*WHAT IS NEEDED*: Find every line containing the word "после" in the records below; report only how many there are.

*AVAILABLE RECORDS*:
###
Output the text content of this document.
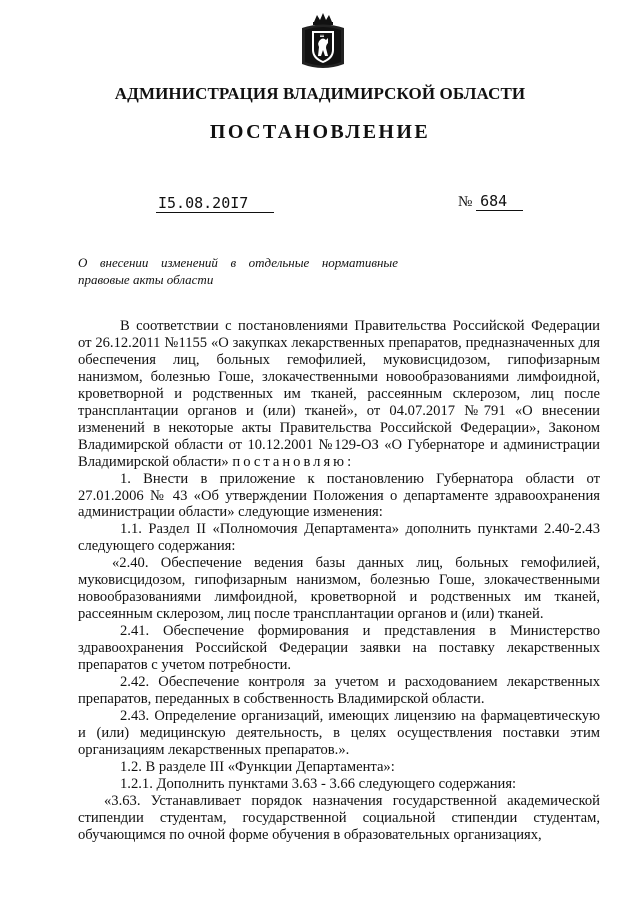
АДМИНИСТРАЦИЯ ВЛАДИМИРСКОЙ ОБЛАСТИ
ПОСТАНОВЛЕНИЕ
I5.08.20I7	№ 684
О внесении изменений в отдельные нормативные правовые акты области

В соответствии с постановлениями Правительства Российской Федерации от 26.12.2011 №1155 «О закупках лекарственных препаратов, предназначенных для обеспечения лиц, больных гемофилией, муковисцидозом, гипофизарным нанизмом, болезнью Гоше, злокачественными новообразованиями лимфоидной, кроветворной и родственных им тканей, рассеянным склерозом, лиц после трансплантации органов и (или) тканей», от 04.07.2017 №791 «О внесении изменений в некоторые акты Правительства Российской Федерации», Законом Владимирской области от 10.12.2001 №129-ОЗ «О Губернаторе и администрации Владимирской области» постановляю:

1. Внести в приложение к постановлению Губернатора области от 27.01.2006 № 43 «Об утверждении Положения о департаменте здравоохранения администрации области» следующие изменения:

1.1. Раздел II «Полномочия Департамента» дополнить пунктами 2.40-2.43 следующего содержания:

«2.40. Обеспечение ведения базы данных лиц, больных гемофилией, муковисцидозом, гипофизарным нанизмом, болезнью Гоше, злокачественными новообразованиями лимфоидной, кроветворной и родственных им тканей, рассеянным склерозом, лиц после трансплантации органов и (или) тканей.

2.41. Обеспечение формирования и представления в Министерство здравоохранения Российской Федерации заявки на поставку лекарственных препаратов с учетом потребности.

2.42. Обеспечение контроля за учетом и расходованием лекарственных препаратов, переданных в собственность Владимирской области.

2.43. Определение организаций, имеющих лицензию на фармацевтическую и (или) медицинскую деятельность, в целях осуществления поставки этим организациям лекарственных препаратов.».

1.2. В разделе III «Функции Департамента»:

1.2.1. Дополнить пунктами 3.63 - 3.66 следующего содержания:

«3.63. Устанавливает порядок назначения государственной академической стипендии студентам, государственной социальной стипендии студентам, обучающимся по очной форме обучения в образовательных организациях,
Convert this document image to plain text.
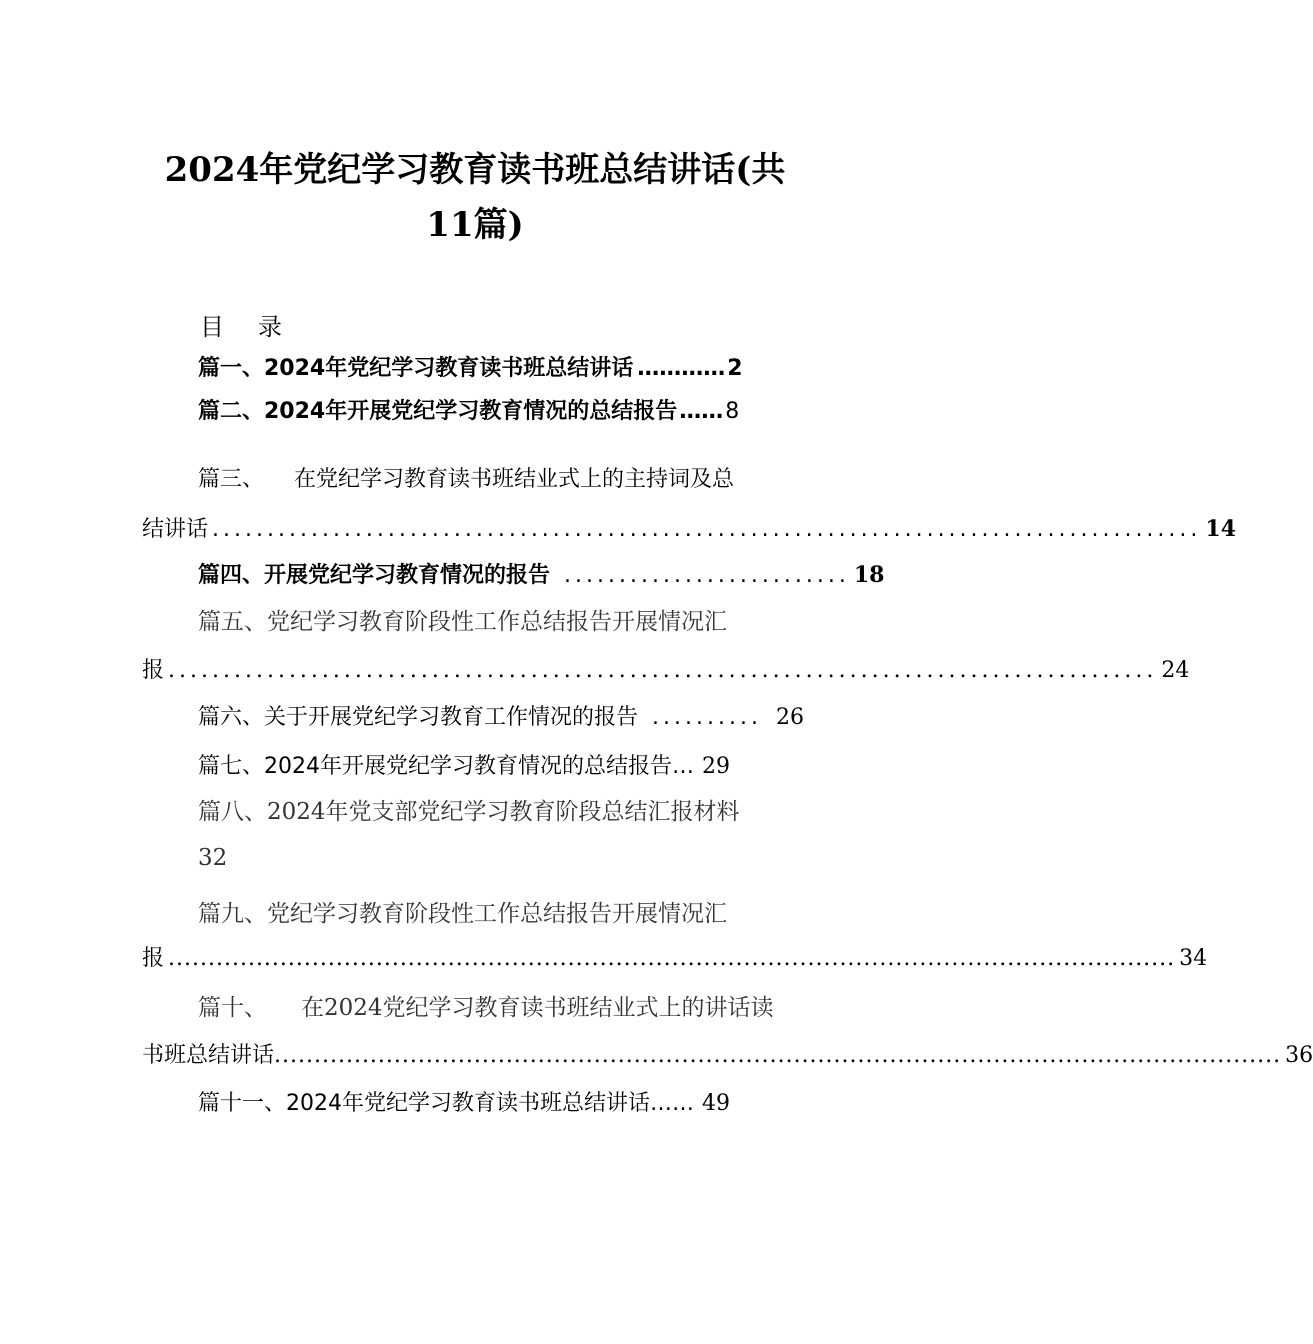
2024年党纪学习教育读书班总结讲话(共
11篇)
目 录
篇一、2024年党纪学习教育读书班总结讲话 ………… 2
篇二、2024年开展党纪学习教育情况的总结报告 …… 8
篇三、 在党纪学习教育读书班结业式上的主持词及总
结讲话 .......................................................................................... 14
篇四、开展党纪学习教育情况的报告 .......................... 18
篇五、党纪学习教育阶段性工作总结报告开展情况汇
报 .......................................................................................... 24
篇六、关于开展党纪学习教育工作情况的报告 .......... 26
篇七、2024年开展党纪学习教育情况的总结报告 … 29
篇八、2024年党支部党纪学习教育阶段总结汇报材料
32
篇九、党纪学习教育阶段性工作总结报告开展情况汇
报 .............................................................................................................................. 34
篇十、 在2024党纪学习教育读书班结业式上的讲话读
书班总结讲话 .............................................................................................................................. 36
篇十一、2024年党纪学习教育读书班总结讲话 …… 49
###
*TASK RESPONSE*: 2